Stored data entries
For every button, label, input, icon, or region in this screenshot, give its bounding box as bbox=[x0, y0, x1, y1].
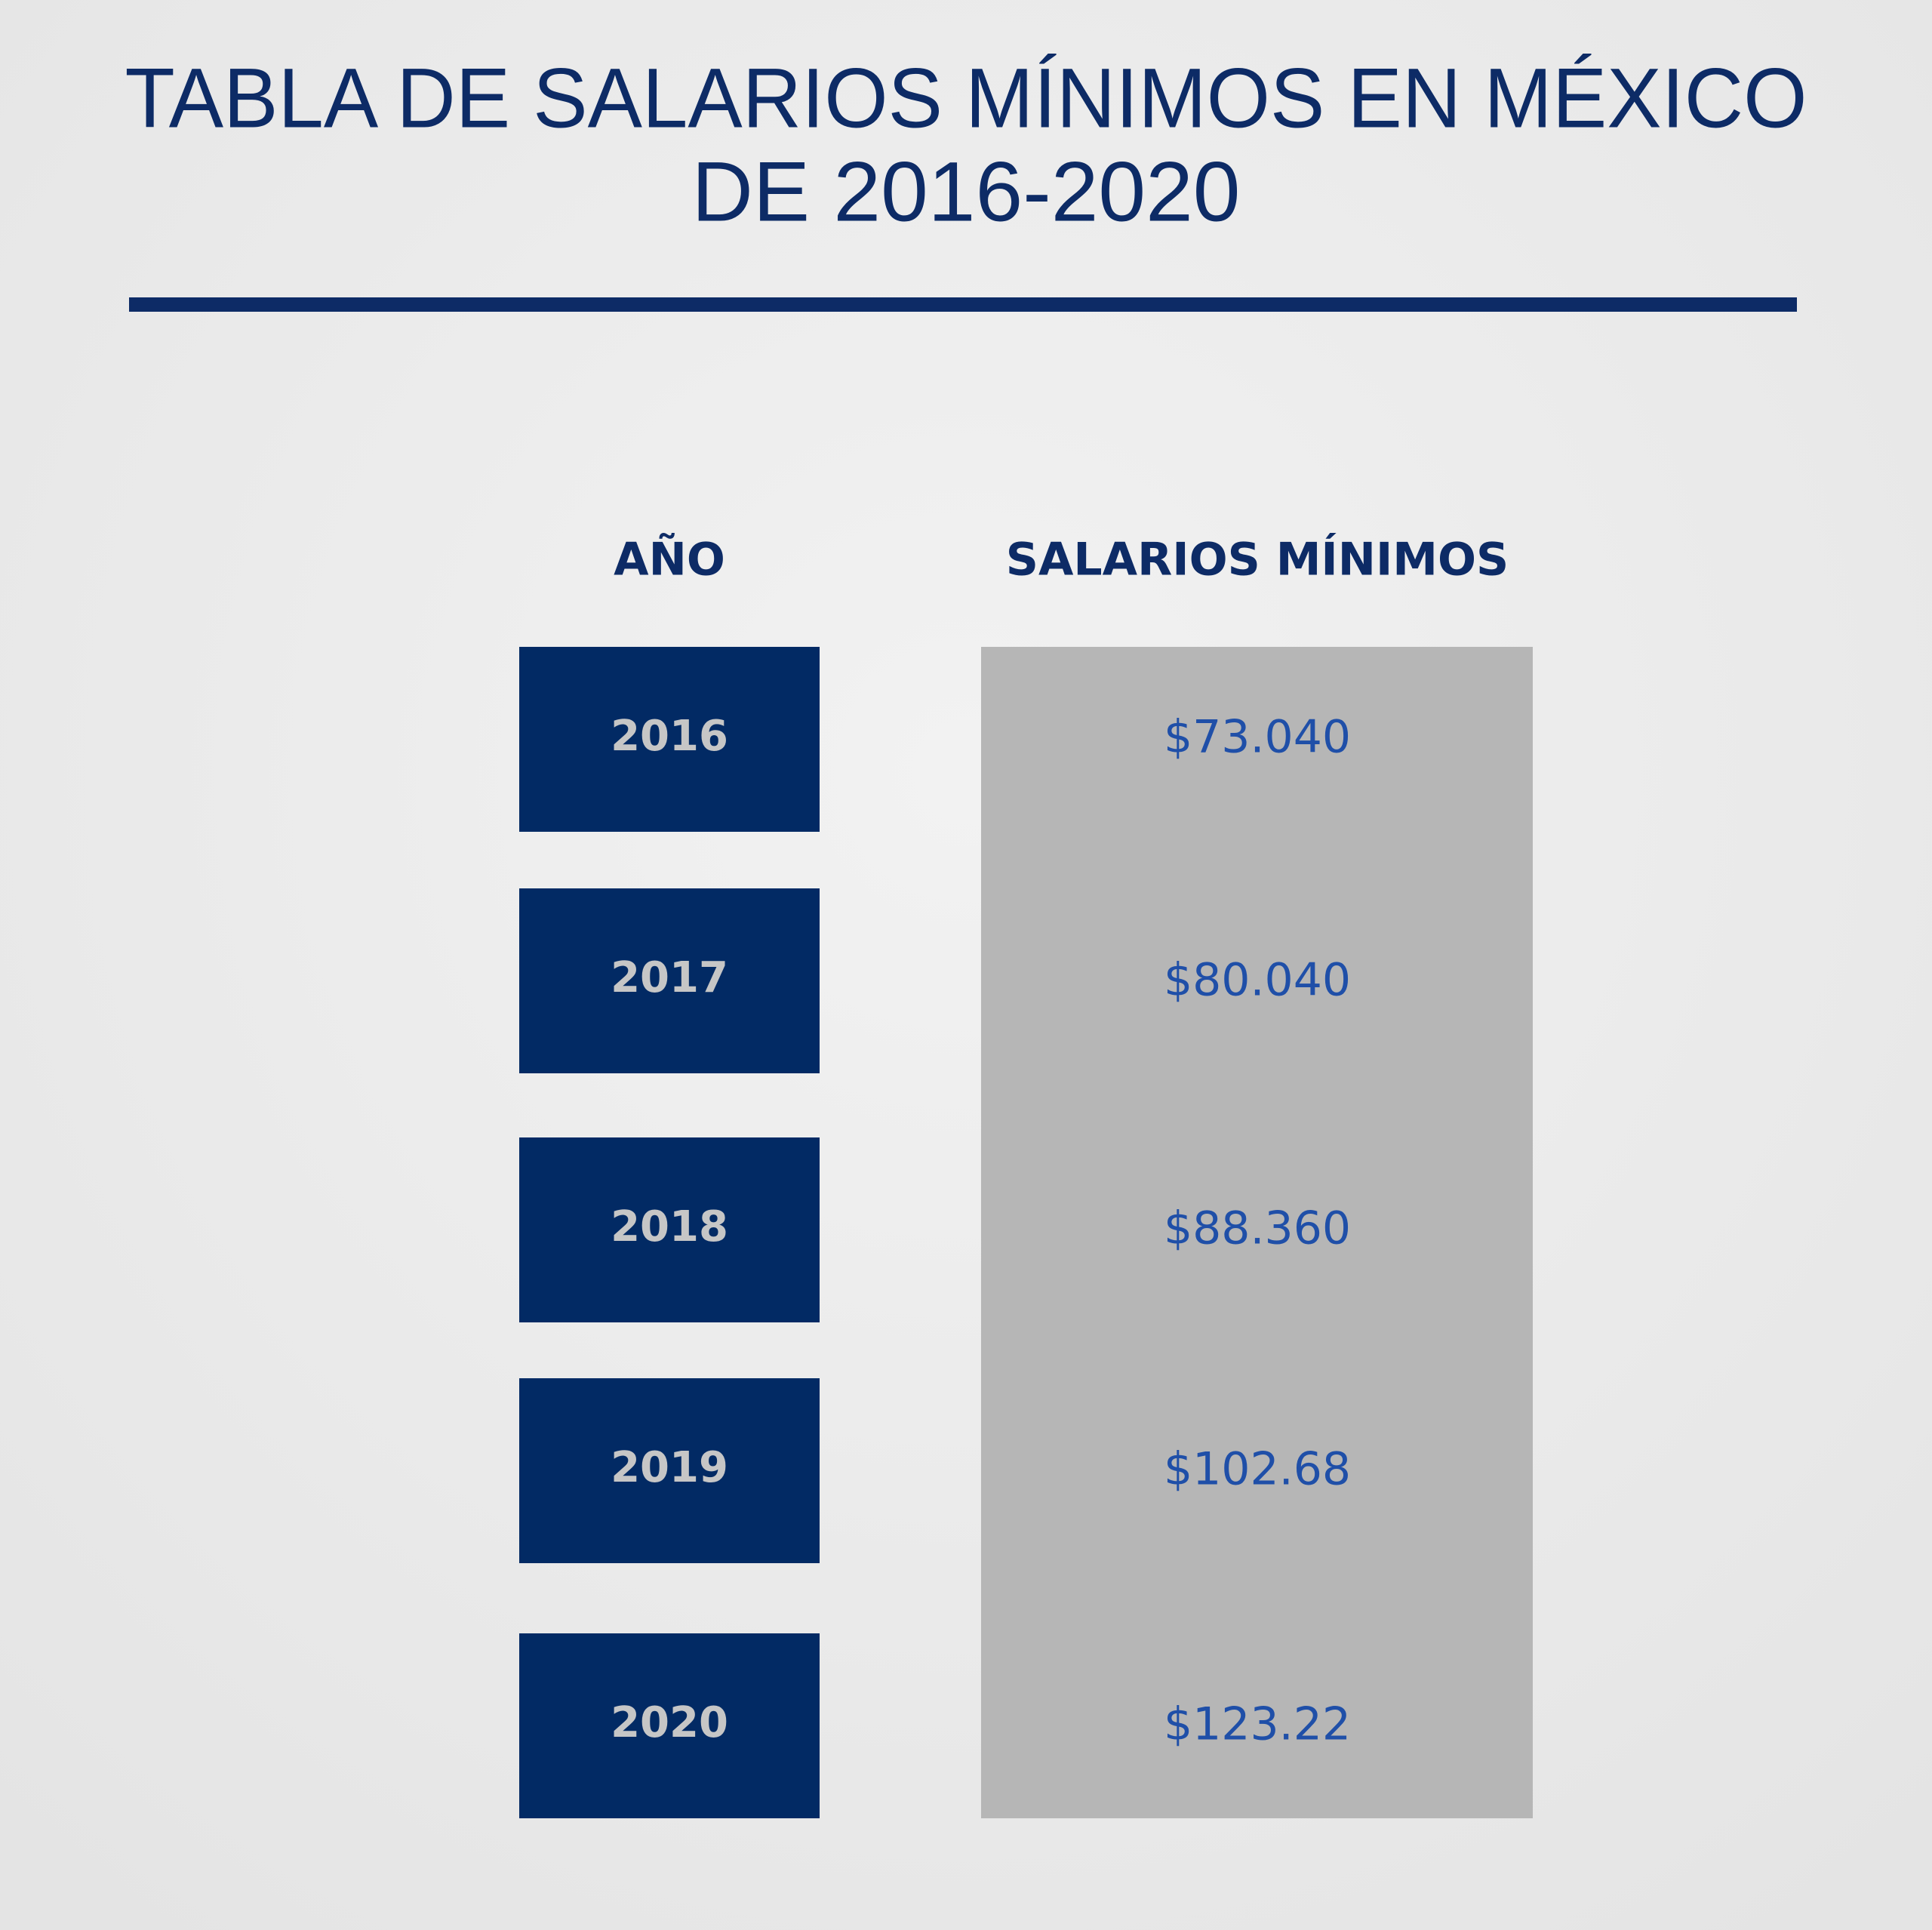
salary: $80.040 bbox=[1164, 954, 1351, 1007]
year-box bbox=[519, 888, 820, 1073]
column-header: SALARIOS MÍNIMOS bbox=[1006, 532, 1509, 586]
rows: 2016 $73.040 2017 $80.040 2018 $88.360 2019 $10… bbox=[519, 647, 1351, 1818]
year-box bbox=[519, 1378, 820, 1563]
salary: $73.040 bbox=[1164, 711, 1351, 764]
salary: $102.68 bbox=[1164, 1443, 1351, 1496]
salary: $88.360 bbox=[1164, 1202, 1351, 1255]
year: 2016 bbox=[611, 712, 728, 761]
year: 2017 bbox=[611, 953, 728, 1002]
year-box bbox=[519, 1137, 820, 1322]
title-line: DE 2016-2020 bbox=[692, 145, 1241, 239]
title-line: TABLA DE SALARIOS MÍNIMOS EN MÉXICO bbox=[125, 51, 1807, 146]
column-header: AÑO bbox=[614, 532, 725, 586]
salary: $123.22 bbox=[1164, 1698, 1351, 1751]
year: 2018 bbox=[611, 1202, 728, 1251]
year-box bbox=[519, 1633, 820, 1818]
year: 2020 bbox=[611, 1698, 728, 1747]
salary-column bbox=[981, 647, 1533, 1818]
year: 2019 bbox=[611, 1443, 728, 1492]
divider bbox=[129, 297, 1797, 312]
year-box bbox=[519, 647, 820, 832]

▸ What you are asked to do
Reproduce all of the entries, substituting "year-panel" for every instance of "year-box" and leaving everything else unchanged. Omit the pictures from your answer.

▸ Complete output
For every button, label, input, icon, or region in this screenshot, give its bounding box as bbox=[x0, y0, x1, y1].
salary: $80.040 bbox=[1164, 954, 1351, 1007]
year-panel bbox=[519, 888, 820, 1073]
column-header: SALARIOS MÍNIMOS bbox=[1006, 532, 1509, 586]
rows: 2016 $73.040 2017 $80.040 2018 $88.360 2019 $10… bbox=[519, 647, 1351, 1818]
year-panel bbox=[519, 1378, 820, 1563]
salary: $73.040 bbox=[1164, 711, 1351, 764]
salary: $102.68 bbox=[1164, 1443, 1351, 1496]
salary: $88.360 bbox=[1164, 1202, 1351, 1255]
year: 2016 bbox=[611, 712, 728, 761]
year: 2017 bbox=[611, 953, 728, 1002]
year-panel bbox=[519, 1137, 820, 1322]
title-line: DE 2016-2020 bbox=[692, 145, 1241, 239]
title-line: TABLA DE SALARIOS MÍNIMOS EN MÉXICO bbox=[125, 51, 1807, 146]
column-header: AÑO bbox=[614, 532, 725, 586]
salary: $123.22 bbox=[1164, 1698, 1351, 1751]
year: 2018 bbox=[611, 1202, 728, 1251]
year-panel bbox=[519, 1633, 820, 1818]
year: 2020 bbox=[611, 1698, 728, 1747]
salary-column bbox=[981, 647, 1533, 1818]
year: 2019 bbox=[611, 1443, 728, 1492]
divider bbox=[129, 297, 1797, 312]
year-panel bbox=[519, 647, 820, 832]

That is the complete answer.